Entries from a dataset:

__________

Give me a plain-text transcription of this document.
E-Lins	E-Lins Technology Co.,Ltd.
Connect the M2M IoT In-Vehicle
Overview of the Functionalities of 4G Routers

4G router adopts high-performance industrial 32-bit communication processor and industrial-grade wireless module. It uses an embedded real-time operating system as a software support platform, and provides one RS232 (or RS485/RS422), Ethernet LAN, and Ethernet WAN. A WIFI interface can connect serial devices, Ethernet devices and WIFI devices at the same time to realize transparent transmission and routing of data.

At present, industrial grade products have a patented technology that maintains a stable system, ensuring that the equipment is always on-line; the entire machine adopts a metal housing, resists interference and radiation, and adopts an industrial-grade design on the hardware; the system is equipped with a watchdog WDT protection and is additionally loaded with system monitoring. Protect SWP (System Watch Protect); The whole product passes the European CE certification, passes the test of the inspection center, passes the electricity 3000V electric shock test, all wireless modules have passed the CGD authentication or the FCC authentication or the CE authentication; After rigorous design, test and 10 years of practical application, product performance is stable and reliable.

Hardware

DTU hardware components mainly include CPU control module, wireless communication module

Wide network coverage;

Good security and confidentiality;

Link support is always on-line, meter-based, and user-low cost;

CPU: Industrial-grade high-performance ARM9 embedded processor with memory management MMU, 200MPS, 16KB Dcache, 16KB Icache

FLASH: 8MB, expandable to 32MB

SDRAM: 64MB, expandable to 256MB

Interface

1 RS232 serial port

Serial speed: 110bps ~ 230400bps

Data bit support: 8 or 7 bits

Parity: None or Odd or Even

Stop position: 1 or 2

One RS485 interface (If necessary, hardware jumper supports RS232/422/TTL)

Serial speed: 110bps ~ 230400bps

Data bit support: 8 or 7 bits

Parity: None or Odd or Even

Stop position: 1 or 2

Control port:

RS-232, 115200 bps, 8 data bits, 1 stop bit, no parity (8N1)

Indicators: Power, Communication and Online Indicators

__________

Copy out each line exactly as written.

Give me a plain-text transcription of this document.
E-Lins	E-Lins Technology Co.,Ltd.
Connect the M2M IoT In-Vehicle
Overview of the Functionalities of 4G Routers

4G router adopts high-performance industrial 32-bit communication processor and industrial-grade wireless module. It uses an embedded real-time operating system as a software support platform, and provides one RS232 (or RS485/RS422), Ethernet LAN, and Ethernet WAN. A WIFI interface can connect serial devices, Ethernet devices and WIFI devices at the same time to realize transparent transmission and routing of data.

At present, industrial grade products have a patented technology that maintains a stable system, ensuring that the equipment is always on-line; the entire machine adopts a metal housing, resists interference and radiation, and adopts an industrial-grade design on the hardware; the system is equipped with a watchdog WDT protection and is additionally loaded with system monitoring. Protect SWP (System Watch Protect); The whole product passes the European CE certification, passes the test of the inspection center, passes the electricity 3000V electric shock test, all wireless modules have passed the CGD authentication or the FCC authentication or the CE authentication; After rigorous design, test and 10 years of practical application, product performance is stable and reliable.

Hardware

DTU hardware components mainly include CPU control module, wireless communication module

Wide network coverage;

Good security and confidentiality;

Link support is always on-line, meter-based, and user-low cost;

CPU: Industrial-grade high-performance ARM9 embedded processor with memory management MMU, 200MPS, 16KB Dcache, 16KB Icache

FLASH: 8MB, expandable to 32MB

SDRAM: 64MB, expandable to 256MB

Interface

1 RS232 serial port

Serial speed: 110bps ~ 230400bps

Data bit support: 8 or 7 bits

Parity: None or Odd or Even

Stop position: 1 or 2

One RS485 interface (If necessary, hardware jumper supports RS232/422/TTL)

Serial speed: 110bps ~ 230400bps

Data bit support: 8 or 7 bits

Parity: None or Odd or Even

Stop position: 1 or 2

Control port:

RS-232, 115200 bps, 8 data bits, 1 stop bit, no parity (8N1)

Indicators: Power, Communication and Online Indicators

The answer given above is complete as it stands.